THE EXERCISE: Retype the full set of records. Keep every character identical.

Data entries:

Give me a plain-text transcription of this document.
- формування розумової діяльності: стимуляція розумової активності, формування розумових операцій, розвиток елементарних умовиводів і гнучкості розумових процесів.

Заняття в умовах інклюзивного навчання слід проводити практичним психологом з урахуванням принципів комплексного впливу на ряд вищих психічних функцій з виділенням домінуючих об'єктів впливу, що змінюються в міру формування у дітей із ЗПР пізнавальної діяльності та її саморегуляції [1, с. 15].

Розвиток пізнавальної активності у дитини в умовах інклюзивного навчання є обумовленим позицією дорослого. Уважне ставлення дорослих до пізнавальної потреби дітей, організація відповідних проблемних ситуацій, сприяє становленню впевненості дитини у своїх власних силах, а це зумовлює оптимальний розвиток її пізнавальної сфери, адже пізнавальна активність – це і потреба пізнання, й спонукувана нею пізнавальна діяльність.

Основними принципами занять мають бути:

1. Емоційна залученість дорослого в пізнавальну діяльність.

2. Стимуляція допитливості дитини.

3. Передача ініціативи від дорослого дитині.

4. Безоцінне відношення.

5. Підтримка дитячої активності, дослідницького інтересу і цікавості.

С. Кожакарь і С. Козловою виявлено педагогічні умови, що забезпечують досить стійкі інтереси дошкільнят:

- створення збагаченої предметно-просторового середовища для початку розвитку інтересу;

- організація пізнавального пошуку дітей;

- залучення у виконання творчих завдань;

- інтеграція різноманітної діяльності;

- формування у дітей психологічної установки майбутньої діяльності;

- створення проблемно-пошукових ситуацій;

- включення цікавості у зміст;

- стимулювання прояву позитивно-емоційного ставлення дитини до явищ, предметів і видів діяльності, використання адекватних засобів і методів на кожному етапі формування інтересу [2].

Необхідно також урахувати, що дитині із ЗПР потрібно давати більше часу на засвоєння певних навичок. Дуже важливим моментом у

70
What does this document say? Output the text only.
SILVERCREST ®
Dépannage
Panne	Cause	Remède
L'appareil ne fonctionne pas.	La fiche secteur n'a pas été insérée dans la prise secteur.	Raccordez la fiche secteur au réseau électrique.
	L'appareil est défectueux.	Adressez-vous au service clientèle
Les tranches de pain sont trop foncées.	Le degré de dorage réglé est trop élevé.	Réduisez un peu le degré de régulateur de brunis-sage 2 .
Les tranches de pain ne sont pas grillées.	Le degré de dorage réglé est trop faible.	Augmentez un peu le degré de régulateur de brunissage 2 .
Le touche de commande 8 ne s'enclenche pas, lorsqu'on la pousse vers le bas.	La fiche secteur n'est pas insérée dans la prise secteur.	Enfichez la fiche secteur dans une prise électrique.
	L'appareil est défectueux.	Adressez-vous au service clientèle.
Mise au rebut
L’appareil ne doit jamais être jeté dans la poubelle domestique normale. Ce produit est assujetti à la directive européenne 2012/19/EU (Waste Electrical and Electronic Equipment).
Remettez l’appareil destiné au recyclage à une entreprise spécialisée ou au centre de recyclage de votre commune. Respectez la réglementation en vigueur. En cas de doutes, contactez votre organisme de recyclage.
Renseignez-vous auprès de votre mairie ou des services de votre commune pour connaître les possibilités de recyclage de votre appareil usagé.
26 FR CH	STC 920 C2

WRITTEN REPLY:
Give me a plain-text transcription of this document.
- формування розумової діяльності: стимуляція розумової активності, формування розумових операцій, розвиток елементарних умовиводів і гнучкості розумових процесів.

Заняття в умовах інклюзивного навчання слід проводити практичним психологом з урахуванням принципів комплексного впливу на ряд вищих психічних функцій з виділенням домінуючих об'єктів впливу, що змінюються в міру формування у дітей із ЗПР пізнавальної діяльності та її саморегуляції [1, с. 15].

Розвиток пізнавальної активності у дитини в умовах інклюзивного навчання є обумовленим позицією дорослого. Уважне ставлення дорослих до пізнавальної потреби дітей, організація відповідних проблемних ситуацій, сприяє становленню впевненості дитини у своїх власних силах, а це зумовлює оптимальний розвиток її пізнавальної сфери, адже пізнавальна активність – це і потреба пізнання, й спонукувана нею пізнавальна діяльність.

Основними принципами занять мають бути:

1. Емоційна залученість дорослого в пізнавальну діяльність.

2. Стимуляція допитливості дитини.

3. Передача ініціативи від дорослого дитині.

4. Безоцінне відношення.

5. Підтримка дитячої активності, дослідницького інтересу і цікавості.

С. Кожакарь і С. Козловою виявлено педагогічні умови, що забезпечують досить стійкі інтереси дошкільнят:

- створення збагаченої предметно-просторового середовища для початку розвитку інтересу;

- організація пізнавального пошуку дітей;

- залучення у виконання творчих завдань;

- інтеграція різноманітної діяльності;

- формування у дітей психологічної установки майбутньої діяльності;

- створення проблемно-пошукових ситуацій;

- включення цікавості у зміст;

- стимулювання прояву позитивно-емоційного ставлення дитини до явищ, предметів і видів діяльності, використання адекватних засобів і методів на кожному етапі формування інтересу [2].

Необхідно також урахувати, що дитині із ЗПР потрібно давати більше часу на засвоєння певних навичок. Дуже важливим моментом у

70
What does this document say? Output the text only.
SILVERCREST ®
Dépannage
Panne	Cause	Remède
L'appareil ne fonctionne pas.	La fiche secteur n'a pas été insérée dans la prise secteur.	Raccordez la fiche secteur au réseau électrique.
	L'appareil est défectueux.	Adressez-vous au service clientèle
Les tranches de pain sont trop foncées.	Le degré de dorage réglé est trop élevé.	Réduisez un peu le degré de régulateur de brunis-sage 2 .
Les tranches de pain ne sont pas grillées.	Le degré de dorage réglé est trop faible.	Augmentez un peu le degré de régulateur de brunissage 2 .
Le touche de commande 8 ne s'enclenche pas, lorsqu'on la pousse vers le bas.	La fiche secteur n'est pas insérée dans la prise secteur.	Enfichez la fiche secteur dans une prise électrique.
	L'appareil est défectueux.	Adressez-vous au service clientèle.
Mise au rebut
L’appareil ne doit jamais être jeté dans la poubelle domestique normale. Ce produit est assujetti à la directive européenne 2012/19/EU (Waste Electrical and Electronic Equipment).
Remettez l’appareil destiné au recyclage à une entreprise spécialisée ou au centre de recyclage de votre commune. Respectez la réglementation en vigueur. En cas de doutes, contactez votre organisme de recyclage.
Renseignez-vous auprès de votre mairie ou des services de votre commune pour connaître les possibilités de recyclage de votre appareil usagé.
26 FR CH	STC 920 C2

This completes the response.